### AIM OF THE TASK
Reproduce, without alteration, every line from the start of the entries through the line that contains "mail-icon xyxy=(414,456,436,471)", with that line included.

### WORKING DATA
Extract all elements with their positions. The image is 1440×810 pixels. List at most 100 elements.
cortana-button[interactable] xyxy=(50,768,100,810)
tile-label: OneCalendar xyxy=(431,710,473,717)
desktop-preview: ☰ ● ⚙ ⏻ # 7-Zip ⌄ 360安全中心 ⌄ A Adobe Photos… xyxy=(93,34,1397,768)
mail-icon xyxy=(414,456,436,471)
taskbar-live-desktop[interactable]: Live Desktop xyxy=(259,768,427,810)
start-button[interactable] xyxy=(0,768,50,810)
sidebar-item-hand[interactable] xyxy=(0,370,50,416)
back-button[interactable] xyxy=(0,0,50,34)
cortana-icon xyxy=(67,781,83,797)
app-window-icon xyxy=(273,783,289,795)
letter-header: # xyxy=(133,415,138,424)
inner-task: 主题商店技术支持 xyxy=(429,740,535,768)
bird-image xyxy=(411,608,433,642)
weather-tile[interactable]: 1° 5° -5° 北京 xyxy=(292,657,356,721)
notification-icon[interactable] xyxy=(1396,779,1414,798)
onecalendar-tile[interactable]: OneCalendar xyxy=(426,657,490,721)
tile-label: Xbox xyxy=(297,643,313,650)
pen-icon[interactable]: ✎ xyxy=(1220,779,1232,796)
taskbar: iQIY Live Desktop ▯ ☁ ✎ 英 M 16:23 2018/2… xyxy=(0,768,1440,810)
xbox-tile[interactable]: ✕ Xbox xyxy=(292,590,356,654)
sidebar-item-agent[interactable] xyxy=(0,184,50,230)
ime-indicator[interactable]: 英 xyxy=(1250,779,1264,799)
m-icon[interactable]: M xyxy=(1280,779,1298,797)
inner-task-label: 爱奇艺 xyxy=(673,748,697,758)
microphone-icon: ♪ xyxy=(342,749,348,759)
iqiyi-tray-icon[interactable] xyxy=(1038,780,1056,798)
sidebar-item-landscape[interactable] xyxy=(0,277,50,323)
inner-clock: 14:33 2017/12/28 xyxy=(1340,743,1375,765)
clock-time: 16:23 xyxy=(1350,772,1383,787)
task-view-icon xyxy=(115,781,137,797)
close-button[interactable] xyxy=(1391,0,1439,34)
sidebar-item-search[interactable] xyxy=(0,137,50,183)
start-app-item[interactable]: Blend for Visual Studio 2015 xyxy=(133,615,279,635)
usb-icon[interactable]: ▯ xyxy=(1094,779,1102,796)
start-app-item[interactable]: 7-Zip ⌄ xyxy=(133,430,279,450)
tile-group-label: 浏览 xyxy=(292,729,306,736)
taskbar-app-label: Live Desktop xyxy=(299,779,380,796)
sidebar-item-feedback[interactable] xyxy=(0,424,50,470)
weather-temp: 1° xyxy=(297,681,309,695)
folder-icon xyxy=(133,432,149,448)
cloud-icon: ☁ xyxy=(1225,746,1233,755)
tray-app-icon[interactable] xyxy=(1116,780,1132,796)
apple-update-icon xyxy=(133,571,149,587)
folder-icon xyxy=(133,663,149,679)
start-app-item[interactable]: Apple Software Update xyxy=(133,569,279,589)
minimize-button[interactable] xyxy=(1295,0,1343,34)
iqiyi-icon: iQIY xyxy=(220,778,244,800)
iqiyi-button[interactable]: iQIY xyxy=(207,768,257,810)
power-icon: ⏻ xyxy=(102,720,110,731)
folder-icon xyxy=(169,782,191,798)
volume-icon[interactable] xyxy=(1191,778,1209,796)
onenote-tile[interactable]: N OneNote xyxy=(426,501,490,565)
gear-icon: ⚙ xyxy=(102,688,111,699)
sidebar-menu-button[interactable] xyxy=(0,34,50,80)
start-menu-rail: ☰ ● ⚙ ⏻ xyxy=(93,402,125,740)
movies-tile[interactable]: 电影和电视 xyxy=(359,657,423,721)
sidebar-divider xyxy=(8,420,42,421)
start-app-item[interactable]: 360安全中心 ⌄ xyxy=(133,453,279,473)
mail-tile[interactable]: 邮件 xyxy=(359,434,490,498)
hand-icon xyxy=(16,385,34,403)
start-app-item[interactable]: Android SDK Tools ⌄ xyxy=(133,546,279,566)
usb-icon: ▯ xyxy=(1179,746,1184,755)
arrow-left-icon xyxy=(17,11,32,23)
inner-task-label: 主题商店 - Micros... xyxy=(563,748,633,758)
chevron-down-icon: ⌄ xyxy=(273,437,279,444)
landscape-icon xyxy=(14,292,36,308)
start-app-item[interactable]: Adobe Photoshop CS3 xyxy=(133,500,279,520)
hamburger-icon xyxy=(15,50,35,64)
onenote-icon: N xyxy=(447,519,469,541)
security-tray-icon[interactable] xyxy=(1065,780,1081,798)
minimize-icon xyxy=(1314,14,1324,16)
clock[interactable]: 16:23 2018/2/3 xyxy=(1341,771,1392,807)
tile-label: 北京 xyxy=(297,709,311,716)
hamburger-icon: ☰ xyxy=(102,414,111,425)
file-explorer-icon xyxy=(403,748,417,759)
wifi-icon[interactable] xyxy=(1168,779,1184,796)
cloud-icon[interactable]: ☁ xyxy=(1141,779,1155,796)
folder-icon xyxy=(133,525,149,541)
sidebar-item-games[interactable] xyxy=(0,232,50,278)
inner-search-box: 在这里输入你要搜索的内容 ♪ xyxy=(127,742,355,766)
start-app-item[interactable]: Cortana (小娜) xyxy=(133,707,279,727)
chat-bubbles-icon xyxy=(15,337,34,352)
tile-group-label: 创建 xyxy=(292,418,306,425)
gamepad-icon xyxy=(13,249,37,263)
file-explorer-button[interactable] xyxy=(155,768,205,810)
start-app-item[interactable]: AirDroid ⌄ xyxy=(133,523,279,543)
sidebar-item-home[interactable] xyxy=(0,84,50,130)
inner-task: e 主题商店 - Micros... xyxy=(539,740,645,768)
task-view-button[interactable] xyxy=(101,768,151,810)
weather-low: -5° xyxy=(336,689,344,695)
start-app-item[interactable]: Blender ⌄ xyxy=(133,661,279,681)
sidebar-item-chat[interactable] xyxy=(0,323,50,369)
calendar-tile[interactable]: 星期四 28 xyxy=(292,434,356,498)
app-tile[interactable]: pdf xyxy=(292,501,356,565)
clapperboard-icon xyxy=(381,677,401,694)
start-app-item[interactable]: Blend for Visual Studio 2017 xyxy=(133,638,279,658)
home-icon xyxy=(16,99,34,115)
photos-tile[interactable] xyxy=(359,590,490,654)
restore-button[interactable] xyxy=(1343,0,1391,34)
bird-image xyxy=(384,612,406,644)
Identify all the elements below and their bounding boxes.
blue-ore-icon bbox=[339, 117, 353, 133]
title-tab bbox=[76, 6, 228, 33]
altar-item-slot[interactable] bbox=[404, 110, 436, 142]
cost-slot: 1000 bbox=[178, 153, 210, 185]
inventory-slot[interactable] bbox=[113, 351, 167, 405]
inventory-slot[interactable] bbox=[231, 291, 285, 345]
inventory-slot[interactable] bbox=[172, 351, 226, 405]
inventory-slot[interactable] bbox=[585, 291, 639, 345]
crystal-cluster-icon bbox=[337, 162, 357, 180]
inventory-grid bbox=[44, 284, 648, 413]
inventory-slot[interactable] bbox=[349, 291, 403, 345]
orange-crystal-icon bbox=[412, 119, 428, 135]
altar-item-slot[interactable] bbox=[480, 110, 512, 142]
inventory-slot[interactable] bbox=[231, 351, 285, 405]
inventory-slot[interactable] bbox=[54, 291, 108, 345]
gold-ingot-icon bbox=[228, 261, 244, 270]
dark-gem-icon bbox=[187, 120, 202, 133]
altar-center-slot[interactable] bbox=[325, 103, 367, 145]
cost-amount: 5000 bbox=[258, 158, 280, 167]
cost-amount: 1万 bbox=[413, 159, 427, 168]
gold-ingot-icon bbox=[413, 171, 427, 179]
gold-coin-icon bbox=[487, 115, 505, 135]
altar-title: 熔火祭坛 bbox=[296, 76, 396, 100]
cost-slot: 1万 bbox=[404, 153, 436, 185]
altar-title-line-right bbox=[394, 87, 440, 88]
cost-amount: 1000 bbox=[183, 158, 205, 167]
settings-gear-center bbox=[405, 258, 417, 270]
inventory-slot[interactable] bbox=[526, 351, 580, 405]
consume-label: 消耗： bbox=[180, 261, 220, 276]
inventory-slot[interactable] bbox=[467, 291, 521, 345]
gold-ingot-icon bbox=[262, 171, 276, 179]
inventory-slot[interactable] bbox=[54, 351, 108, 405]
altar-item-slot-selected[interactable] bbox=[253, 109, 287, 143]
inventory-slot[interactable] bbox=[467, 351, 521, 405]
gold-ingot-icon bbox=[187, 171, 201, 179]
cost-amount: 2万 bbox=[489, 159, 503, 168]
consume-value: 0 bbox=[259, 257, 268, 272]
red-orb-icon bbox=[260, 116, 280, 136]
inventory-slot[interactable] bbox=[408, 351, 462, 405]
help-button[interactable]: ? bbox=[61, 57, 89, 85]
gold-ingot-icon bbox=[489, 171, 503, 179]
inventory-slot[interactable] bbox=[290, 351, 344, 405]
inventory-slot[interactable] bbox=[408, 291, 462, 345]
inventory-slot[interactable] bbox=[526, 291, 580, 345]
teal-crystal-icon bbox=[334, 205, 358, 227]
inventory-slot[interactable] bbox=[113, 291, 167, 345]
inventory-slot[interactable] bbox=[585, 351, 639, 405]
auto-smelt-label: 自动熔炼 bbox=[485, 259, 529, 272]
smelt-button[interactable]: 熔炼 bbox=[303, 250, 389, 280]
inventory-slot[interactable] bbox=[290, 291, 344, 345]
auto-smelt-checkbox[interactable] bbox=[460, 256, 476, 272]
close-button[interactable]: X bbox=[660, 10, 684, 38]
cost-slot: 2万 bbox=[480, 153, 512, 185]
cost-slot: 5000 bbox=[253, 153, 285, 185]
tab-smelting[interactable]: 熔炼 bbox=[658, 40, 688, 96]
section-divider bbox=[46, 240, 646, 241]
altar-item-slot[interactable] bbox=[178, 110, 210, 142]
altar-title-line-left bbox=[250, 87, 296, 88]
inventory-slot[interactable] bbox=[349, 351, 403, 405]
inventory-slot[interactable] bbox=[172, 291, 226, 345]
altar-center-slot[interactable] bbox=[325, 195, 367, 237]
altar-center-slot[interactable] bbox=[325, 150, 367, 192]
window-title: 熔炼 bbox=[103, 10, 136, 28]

### WRITTEN ANSWER
Extract all elements with their positions. The image is 1440×810 pixels. List at most 100 elements.
cortana-button[interactable] xyxy=(50,768,100,810)
tile-label: OneCalendar xyxy=(431,710,473,717)
desktop-preview: ☰ ● ⚙ ⏻ # 7-Zip ⌄ 360安全中心 ⌄ A Adobe Photos… xyxy=(93,34,1397,768)
mail-icon xyxy=(414,456,436,471)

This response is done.